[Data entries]
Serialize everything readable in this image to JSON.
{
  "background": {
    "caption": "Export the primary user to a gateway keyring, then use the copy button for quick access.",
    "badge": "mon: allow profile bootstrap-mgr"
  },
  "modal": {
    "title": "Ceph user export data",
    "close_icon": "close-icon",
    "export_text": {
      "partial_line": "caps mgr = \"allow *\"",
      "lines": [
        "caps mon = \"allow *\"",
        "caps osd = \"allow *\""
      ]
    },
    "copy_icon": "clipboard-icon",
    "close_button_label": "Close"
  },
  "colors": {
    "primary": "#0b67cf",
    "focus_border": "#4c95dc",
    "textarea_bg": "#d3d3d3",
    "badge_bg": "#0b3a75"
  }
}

• **DO THIS**
Set every line of the listing down word for word.

• **COMPLETE OUTPUT**
Serialize everything readable in this image to JSON.
{
  "background": {
    "caption": "Export the primary user to a gateway keyring, then use the copy button for quick access.",
    "badge": "mon: allow profile bootstrap-mgr"
  },
  "modal": {
    "title": "Ceph user export data",
    "close_icon": "close-icon",
    "export_text": {
      "partial_line": "caps mgr = \"allow *\"",
      "lines": [
        "caps mon = \"allow *\"",
        "caps osd = \"allow *\""
      ]
    },
    "copy_icon": "clipboard-icon",
    "close_button_label": "Close"
  },
  "colors": {
    "primary": "#0b67cf",
    "focus_border": "#4c95dc",
    "textarea_bg": "#d3d3d3",
    "badge_bg": "#0b3a75"
  }
}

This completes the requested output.